━━━ Information supplied ━━━

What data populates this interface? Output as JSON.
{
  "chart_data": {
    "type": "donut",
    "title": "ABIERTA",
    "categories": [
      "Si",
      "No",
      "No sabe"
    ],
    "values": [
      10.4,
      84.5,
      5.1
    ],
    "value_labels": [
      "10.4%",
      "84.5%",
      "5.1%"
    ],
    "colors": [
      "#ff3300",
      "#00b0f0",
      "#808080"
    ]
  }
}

━━━

Repeat the material above exactly.

--- Response to the exercise ---
What data populates this interface? Output as JSON.
{
  "chart_data": {
    "type": "donut",
    "title": "ABIERTA",
    "categories": [
      "Si",
      "No",
      "No sabe"
    ],
    "values": [
      10.4,
      84.5,
      5.1
    ],
    "value_labels": [
      "10.4%",
      "84.5%",
      "5.1%"
    ],
    "colors": [
      "#ff3300",
      "#00b0f0",
      "#808080"
    ]
  }
}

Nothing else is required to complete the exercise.